● Task item
Give the number of lines in this listing that contain "Stramenopiles", with no other words.

· · · · · · ·

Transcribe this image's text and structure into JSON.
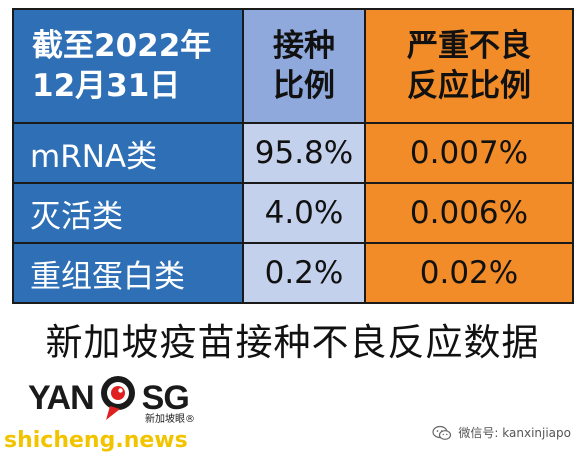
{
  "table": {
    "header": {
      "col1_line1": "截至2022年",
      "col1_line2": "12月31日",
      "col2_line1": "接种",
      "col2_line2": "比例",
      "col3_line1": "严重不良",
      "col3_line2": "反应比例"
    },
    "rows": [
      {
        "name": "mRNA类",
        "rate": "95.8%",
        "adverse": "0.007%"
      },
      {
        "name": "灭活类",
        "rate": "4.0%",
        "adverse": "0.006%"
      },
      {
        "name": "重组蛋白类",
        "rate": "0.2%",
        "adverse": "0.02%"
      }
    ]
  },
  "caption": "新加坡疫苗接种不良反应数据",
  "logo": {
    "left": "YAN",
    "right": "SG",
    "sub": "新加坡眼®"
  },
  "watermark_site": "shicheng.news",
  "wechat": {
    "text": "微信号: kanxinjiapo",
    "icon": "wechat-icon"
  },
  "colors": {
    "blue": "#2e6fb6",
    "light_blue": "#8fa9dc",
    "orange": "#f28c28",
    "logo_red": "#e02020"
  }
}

· · · · · · ·

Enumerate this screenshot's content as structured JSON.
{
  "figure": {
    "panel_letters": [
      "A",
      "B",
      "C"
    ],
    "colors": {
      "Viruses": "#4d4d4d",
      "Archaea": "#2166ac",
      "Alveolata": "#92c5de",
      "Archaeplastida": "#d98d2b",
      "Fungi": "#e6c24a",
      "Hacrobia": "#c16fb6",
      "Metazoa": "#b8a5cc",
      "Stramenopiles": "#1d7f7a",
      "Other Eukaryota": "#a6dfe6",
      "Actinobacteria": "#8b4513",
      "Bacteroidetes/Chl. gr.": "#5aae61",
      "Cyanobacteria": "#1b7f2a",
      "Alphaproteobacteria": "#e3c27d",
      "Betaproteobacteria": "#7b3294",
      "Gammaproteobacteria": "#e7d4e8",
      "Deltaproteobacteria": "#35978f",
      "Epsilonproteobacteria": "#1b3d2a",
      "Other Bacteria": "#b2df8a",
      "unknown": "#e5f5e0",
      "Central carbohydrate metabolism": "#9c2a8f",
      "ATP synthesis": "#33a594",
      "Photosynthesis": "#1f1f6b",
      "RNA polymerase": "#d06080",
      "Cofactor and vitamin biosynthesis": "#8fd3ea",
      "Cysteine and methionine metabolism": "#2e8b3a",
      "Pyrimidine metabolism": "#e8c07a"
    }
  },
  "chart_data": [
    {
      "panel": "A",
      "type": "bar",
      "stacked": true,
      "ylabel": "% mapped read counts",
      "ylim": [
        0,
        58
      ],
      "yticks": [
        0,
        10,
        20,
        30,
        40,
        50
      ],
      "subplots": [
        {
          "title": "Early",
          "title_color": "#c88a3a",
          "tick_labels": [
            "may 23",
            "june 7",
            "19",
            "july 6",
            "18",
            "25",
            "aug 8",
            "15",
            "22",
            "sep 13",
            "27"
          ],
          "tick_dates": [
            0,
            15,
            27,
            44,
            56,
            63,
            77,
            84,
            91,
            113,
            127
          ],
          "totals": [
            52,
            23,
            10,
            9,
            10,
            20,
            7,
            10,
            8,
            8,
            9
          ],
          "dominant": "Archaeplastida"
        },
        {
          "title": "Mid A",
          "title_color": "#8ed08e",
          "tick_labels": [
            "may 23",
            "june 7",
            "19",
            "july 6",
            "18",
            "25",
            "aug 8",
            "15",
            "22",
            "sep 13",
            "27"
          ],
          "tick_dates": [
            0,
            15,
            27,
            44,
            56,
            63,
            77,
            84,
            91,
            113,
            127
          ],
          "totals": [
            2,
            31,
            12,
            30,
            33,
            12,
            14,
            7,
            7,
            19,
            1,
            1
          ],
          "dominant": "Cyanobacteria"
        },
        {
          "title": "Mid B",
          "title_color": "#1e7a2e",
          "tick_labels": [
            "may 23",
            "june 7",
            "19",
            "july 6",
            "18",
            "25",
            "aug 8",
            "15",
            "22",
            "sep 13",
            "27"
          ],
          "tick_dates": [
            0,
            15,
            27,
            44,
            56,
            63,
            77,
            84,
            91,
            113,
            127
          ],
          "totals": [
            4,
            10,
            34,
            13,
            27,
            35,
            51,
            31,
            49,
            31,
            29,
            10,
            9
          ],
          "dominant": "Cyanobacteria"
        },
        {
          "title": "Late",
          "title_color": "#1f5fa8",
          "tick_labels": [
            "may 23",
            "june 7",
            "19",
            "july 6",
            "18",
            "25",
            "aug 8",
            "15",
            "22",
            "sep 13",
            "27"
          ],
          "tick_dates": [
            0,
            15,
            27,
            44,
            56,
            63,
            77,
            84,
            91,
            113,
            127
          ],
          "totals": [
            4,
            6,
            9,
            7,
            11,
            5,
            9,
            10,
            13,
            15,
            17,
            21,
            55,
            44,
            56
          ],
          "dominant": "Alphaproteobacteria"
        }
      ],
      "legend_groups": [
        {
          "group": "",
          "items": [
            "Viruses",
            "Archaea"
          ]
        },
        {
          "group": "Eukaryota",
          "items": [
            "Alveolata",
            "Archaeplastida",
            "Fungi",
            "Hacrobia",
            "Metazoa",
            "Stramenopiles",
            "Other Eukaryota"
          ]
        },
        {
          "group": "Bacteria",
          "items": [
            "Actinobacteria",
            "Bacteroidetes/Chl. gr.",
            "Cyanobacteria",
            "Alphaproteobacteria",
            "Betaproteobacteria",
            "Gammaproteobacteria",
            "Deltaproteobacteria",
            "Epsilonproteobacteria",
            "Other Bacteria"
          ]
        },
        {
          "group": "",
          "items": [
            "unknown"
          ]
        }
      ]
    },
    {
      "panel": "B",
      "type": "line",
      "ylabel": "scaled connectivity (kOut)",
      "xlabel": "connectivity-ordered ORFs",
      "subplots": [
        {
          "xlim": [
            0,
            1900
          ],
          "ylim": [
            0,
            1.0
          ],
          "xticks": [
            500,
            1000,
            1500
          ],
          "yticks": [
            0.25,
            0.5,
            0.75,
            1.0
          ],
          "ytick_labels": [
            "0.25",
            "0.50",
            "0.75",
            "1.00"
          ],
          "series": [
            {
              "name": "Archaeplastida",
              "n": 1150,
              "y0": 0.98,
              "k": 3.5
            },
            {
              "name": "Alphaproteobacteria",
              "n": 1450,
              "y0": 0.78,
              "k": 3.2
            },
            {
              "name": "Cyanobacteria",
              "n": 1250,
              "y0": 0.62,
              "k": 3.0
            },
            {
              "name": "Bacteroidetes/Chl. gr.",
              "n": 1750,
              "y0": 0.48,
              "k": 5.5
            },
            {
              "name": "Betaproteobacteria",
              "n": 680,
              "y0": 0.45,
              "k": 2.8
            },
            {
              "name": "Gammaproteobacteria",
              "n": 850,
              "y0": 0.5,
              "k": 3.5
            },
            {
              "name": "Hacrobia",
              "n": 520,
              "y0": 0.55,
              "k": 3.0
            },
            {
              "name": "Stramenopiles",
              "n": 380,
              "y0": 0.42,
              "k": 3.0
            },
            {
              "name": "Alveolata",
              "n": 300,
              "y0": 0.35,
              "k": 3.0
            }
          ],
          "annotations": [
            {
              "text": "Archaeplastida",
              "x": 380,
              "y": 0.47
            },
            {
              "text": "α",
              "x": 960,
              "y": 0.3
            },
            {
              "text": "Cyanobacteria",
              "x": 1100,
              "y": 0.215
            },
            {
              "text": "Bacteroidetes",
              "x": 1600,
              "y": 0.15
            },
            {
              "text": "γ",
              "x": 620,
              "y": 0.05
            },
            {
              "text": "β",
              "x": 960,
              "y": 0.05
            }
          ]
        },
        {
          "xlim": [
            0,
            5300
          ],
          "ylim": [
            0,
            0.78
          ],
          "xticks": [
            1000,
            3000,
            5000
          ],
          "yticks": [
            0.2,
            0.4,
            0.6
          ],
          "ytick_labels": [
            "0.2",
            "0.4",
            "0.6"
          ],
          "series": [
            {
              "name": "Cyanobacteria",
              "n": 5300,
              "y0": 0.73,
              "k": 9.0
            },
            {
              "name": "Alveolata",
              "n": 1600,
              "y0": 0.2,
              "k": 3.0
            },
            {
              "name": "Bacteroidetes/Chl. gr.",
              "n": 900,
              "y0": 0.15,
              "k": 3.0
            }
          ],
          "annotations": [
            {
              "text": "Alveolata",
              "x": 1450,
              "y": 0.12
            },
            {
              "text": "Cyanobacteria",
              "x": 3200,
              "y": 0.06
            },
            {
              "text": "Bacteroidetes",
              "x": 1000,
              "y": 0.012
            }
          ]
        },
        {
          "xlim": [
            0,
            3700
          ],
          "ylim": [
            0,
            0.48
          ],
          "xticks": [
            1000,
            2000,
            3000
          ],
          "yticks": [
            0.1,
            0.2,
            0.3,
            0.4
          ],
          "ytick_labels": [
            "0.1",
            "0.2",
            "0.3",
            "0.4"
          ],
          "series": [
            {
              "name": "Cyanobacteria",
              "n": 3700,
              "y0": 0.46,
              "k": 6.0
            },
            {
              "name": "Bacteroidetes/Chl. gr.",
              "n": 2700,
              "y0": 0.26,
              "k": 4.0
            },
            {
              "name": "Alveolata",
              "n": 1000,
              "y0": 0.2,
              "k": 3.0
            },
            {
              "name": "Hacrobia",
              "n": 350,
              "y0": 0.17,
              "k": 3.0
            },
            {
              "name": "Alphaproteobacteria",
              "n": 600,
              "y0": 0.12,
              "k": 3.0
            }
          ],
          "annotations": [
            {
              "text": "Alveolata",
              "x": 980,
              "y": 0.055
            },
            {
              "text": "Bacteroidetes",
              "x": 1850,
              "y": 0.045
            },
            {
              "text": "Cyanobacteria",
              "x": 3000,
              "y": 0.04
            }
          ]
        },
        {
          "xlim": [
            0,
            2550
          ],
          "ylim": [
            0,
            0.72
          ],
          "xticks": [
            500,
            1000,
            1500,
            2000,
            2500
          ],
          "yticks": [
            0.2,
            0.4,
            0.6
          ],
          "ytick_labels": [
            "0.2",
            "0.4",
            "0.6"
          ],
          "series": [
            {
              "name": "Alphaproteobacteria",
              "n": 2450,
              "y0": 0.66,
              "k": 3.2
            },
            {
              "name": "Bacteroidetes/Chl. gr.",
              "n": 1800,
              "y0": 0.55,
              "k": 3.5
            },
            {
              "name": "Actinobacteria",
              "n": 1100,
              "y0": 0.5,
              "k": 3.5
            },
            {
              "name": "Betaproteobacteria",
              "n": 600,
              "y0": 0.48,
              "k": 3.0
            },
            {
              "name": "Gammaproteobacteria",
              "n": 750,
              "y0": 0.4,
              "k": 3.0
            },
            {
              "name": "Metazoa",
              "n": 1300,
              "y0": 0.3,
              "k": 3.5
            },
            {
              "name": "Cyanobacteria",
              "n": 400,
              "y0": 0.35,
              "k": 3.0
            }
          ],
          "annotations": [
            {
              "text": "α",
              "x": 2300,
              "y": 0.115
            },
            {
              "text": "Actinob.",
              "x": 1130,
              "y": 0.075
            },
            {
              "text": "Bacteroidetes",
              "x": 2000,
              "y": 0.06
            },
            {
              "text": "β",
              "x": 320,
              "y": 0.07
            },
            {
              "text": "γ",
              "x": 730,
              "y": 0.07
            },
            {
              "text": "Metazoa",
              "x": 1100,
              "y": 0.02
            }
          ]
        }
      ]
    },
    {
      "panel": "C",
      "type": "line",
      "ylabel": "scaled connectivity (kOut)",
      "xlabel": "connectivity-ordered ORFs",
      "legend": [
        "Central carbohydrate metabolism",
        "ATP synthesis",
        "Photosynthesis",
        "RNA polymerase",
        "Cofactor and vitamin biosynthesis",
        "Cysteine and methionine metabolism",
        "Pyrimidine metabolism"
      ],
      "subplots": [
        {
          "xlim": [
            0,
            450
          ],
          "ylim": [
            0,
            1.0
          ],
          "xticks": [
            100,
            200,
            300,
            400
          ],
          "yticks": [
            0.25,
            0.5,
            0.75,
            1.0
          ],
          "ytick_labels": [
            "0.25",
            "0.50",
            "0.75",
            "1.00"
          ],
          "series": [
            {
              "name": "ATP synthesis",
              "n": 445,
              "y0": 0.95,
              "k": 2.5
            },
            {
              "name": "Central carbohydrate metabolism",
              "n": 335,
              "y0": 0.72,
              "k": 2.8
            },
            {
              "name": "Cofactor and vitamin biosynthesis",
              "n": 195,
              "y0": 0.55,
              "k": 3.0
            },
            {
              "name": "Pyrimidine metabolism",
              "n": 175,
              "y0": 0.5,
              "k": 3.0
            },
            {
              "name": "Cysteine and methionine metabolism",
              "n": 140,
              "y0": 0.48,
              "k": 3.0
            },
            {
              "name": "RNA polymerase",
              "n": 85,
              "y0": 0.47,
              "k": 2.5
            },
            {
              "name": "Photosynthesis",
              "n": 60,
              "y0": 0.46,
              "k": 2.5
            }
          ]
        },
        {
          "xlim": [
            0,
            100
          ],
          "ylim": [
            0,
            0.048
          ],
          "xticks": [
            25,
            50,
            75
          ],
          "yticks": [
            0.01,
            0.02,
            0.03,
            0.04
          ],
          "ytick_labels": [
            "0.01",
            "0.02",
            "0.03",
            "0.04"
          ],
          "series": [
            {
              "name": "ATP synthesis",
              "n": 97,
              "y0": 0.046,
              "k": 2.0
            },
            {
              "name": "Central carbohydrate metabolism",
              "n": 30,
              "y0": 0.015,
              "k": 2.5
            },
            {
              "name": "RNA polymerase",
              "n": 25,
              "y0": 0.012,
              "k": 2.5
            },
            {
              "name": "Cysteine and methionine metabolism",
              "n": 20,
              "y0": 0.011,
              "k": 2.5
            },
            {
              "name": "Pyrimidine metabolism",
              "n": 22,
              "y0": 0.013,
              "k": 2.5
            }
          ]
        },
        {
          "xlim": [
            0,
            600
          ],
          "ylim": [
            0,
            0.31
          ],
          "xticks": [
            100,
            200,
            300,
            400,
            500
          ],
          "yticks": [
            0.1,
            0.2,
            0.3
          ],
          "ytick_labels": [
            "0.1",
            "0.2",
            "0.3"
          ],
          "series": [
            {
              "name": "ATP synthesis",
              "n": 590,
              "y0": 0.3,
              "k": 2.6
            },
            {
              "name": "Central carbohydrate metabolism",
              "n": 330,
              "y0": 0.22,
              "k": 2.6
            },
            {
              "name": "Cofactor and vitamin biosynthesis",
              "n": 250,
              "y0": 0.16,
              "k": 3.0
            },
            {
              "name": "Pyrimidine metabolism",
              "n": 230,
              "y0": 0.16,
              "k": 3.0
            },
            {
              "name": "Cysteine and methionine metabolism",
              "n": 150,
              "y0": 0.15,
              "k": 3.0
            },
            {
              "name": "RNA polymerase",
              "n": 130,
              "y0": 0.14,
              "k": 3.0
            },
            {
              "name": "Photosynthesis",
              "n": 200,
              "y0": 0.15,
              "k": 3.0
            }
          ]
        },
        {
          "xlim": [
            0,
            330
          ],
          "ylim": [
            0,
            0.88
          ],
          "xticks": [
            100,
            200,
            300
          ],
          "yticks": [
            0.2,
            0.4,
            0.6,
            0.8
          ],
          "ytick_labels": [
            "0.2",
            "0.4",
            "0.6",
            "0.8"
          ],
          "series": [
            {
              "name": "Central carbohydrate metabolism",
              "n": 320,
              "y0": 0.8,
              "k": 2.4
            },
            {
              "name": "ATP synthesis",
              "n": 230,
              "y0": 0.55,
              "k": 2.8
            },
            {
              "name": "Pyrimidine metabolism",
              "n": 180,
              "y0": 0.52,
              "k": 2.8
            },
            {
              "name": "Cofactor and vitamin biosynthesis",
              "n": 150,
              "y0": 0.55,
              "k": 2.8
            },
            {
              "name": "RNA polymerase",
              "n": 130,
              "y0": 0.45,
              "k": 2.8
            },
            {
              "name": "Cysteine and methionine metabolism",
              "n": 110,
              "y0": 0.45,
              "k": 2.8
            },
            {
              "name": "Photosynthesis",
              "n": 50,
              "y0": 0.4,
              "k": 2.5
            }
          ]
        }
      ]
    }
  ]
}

· · · · · · ·

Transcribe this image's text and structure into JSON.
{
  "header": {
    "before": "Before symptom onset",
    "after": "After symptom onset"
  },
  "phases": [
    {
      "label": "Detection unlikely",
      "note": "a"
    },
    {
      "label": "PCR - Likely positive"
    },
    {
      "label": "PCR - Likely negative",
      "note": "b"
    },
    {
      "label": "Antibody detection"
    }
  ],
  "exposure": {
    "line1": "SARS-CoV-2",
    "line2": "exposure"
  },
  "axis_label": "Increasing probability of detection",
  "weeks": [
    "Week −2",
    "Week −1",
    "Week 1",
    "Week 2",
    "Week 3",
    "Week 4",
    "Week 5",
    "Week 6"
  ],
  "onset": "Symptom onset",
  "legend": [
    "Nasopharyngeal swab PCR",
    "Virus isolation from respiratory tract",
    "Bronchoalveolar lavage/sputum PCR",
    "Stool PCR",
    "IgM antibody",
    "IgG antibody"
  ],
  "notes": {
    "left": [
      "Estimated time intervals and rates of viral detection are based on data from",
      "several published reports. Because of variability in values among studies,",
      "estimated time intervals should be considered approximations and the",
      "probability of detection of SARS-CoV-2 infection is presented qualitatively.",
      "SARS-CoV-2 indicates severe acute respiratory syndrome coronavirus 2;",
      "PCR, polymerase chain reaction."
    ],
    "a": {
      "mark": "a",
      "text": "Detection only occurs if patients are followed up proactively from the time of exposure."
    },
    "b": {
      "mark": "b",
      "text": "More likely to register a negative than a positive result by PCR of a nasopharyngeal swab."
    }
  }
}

· · · · · · ·

● Reply
3